* _WHAT TO WORK ON_
From the listing below, return each line that includes "working".

* _GIVEN ENTRIES_
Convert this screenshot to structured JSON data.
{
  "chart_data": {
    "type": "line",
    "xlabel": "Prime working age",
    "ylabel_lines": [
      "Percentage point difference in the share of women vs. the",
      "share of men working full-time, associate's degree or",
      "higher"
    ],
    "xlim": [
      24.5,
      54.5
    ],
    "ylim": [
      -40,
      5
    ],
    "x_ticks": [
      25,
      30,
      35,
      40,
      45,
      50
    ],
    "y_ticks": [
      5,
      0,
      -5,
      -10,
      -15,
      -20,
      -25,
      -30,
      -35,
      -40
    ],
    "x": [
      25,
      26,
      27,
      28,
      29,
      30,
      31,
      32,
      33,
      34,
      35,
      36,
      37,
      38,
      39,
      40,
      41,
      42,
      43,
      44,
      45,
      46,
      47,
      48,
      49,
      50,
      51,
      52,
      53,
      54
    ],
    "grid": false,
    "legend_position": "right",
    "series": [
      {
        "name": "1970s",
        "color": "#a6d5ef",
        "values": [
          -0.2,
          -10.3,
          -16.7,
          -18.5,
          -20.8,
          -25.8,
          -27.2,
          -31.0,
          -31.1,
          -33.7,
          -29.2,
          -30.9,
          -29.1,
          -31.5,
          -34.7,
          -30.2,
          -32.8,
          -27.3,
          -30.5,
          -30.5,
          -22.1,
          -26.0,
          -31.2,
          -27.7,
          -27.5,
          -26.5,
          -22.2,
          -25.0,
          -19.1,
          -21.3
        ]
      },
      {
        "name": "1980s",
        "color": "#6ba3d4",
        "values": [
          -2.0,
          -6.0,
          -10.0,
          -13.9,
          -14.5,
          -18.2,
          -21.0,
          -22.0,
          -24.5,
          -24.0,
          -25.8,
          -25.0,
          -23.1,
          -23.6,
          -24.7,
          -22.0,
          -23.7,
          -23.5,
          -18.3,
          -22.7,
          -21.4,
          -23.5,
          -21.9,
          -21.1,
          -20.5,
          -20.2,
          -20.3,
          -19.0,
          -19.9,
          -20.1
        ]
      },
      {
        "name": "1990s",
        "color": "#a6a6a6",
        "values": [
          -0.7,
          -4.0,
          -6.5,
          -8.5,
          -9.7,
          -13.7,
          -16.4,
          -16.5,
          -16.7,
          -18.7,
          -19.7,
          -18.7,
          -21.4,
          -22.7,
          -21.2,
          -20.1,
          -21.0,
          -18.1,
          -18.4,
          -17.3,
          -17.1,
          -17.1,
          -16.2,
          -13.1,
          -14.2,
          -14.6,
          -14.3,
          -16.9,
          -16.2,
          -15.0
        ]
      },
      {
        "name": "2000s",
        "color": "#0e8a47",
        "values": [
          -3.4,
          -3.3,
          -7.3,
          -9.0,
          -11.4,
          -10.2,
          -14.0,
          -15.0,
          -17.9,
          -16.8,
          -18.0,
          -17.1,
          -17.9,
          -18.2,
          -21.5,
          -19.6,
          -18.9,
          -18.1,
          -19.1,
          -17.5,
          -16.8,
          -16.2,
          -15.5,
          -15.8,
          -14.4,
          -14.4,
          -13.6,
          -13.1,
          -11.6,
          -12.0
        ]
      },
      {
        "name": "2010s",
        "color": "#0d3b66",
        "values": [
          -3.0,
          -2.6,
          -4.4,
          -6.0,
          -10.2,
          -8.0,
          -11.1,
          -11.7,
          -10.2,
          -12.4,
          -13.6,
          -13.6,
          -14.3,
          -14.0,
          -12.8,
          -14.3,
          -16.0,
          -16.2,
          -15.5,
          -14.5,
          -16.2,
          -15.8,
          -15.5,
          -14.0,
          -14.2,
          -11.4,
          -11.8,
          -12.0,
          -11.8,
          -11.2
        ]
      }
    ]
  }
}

* _REPLY_
    "xlabel": "Prime working age",
      "share of men working full-time, associate's degree or",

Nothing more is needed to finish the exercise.